--- BEGIN DATA SUPPLIED ---
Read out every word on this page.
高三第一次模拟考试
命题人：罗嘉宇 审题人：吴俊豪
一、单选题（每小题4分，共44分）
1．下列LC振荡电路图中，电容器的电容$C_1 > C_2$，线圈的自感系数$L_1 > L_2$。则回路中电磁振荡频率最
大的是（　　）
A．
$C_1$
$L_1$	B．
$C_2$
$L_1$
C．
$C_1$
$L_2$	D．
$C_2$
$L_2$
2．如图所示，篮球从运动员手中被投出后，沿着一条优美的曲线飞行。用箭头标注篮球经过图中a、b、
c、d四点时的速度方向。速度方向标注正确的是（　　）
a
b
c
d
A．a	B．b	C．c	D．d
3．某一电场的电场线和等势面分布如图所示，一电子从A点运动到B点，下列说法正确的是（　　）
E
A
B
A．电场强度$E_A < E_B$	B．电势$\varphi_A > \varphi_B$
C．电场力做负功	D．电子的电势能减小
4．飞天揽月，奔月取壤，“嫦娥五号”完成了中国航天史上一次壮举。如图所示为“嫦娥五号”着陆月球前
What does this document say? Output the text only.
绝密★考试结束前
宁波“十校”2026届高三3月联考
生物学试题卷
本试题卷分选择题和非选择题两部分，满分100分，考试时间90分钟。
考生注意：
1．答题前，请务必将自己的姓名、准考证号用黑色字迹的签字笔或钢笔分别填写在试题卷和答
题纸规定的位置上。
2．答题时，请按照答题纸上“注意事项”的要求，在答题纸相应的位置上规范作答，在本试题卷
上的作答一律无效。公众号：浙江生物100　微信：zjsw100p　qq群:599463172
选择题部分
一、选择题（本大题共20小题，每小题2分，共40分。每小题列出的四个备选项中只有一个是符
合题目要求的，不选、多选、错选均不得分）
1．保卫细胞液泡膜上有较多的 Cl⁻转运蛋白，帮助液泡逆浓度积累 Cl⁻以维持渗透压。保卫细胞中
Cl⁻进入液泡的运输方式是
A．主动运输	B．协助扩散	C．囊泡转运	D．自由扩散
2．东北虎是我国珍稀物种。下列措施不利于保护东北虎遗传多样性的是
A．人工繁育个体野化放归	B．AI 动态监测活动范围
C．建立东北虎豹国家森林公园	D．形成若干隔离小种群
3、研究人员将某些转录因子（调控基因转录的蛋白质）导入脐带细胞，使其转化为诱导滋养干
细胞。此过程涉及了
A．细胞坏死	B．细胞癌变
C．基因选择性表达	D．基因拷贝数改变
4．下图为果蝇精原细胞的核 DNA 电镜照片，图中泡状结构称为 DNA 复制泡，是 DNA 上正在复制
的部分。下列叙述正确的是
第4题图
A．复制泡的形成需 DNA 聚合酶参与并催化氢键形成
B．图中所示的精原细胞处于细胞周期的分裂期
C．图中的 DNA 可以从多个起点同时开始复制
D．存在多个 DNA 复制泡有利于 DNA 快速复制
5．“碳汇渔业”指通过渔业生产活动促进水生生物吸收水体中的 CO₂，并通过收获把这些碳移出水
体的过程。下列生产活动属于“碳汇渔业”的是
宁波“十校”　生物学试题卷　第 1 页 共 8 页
--- END DATA SUPPLIED ---
> YOUR OBJECTIVE
Your task is to reproduce the whole listing exactly.

> WRITTEN SOLUTION
Read out every word on this page.
高三第一次模拟考试
命题人：罗嘉宇 审题人：吴俊豪
一、单选题（每小题4分，共44分）
1．下列LC振荡电路图中，电容器的电容$C_1 > C_2$，线圈的自感系数$L_1 > L_2$。则回路中电磁振荡频率最
大的是（　　）
A．
$C_1$
$L_1$	B．
$C_2$
$L_1$
C．
$C_1$
$L_2$	D．
$C_2$
$L_2$
2．如图所示，篮球从运动员手中被投出后，沿着一条优美的曲线飞行。用箭头标注篮球经过图中a、b、
c、d四点时的速度方向。速度方向标注正确的是（　　）
a
b
c
d
A．a	B．b	C．c	D．d
3．某一电场的电场线和等势面分布如图所示，一电子从A点运动到B点，下列说法正确的是（　　）
E
A
B
A．电场强度$E_A < E_B$	B．电势$\varphi_A > \varphi_B$
C．电场力做负功	D．电子的电势能减小
4．飞天揽月，奔月取壤，“嫦娥五号”完成了中国航天史上一次壮举。如图所示为“嫦娥五号”着陆月球前
What does this document say? Output the text only.
绝密★考试结束前
宁波“十校”2026届高三3月联考
生物学试题卷
本试题卷分选择题和非选择题两部分，满分100分，考试时间90分钟。
考生注意：
1．答题前，请务必将自己的姓名、准考证号用黑色字迹的签字笔或钢笔分别填写在试题卷和答
题纸规定的位置上。
2．答题时，请按照答题纸上“注意事项”的要求，在答题纸相应的位置上规范作答，在本试题卷
上的作答一律无效。公众号：浙江生物100　微信：zjsw100p　qq群:599463172
选择题部分
一、选择题（本大题共20小题，每小题2分，共40分。每小题列出的四个备选项中只有一个是符
合题目要求的，不选、多选、错选均不得分）
1．保卫细胞液泡膜上有较多的 Cl⁻转运蛋白，帮助液泡逆浓度积累 Cl⁻以维持渗透压。保卫细胞中
Cl⁻进入液泡的运输方式是
A．主动运输	B．协助扩散	C．囊泡转运	D．自由扩散
2．东北虎是我国珍稀物种。下列措施不利于保护东北虎遗传多样性的是
A．人工繁育个体野化放归	B．AI 动态监测活动范围
C．建立东北虎豹国家森林公园	D．形成若干隔离小种群
3、研究人员将某些转录因子（调控基因转录的蛋白质）导入脐带细胞，使其转化为诱导滋养干
细胞。此过程涉及了
A．细胞坏死	B．细胞癌变
C．基因选择性表达	D．基因拷贝数改变
4．下图为果蝇精原细胞的核 DNA 电镜照片，图中泡状结构称为 DNA 复制泡，是 DNA 上正在复制
的部分。下列叙述正确的是
第4题图
A．复制泡的形成需 DNA 聚合酶参与并催化氢键形成
B．图中所示的精原细胞处于细胞周期的分裂期
C．图中的 DNA 可以从多个起点同时开始复制
D．存在多个 DNA 复制泡有利于 DNA 快速复制
5．“碳汇渔业”指通过渔业生产活动促进水生生物吸收水体中的 CO₂，并通过收获把这些碳移出水
体的过程。下列生产活动属于“碳汇渔业”的是
宁波“十校”　生物学试题卷　第 1 页 共 8 页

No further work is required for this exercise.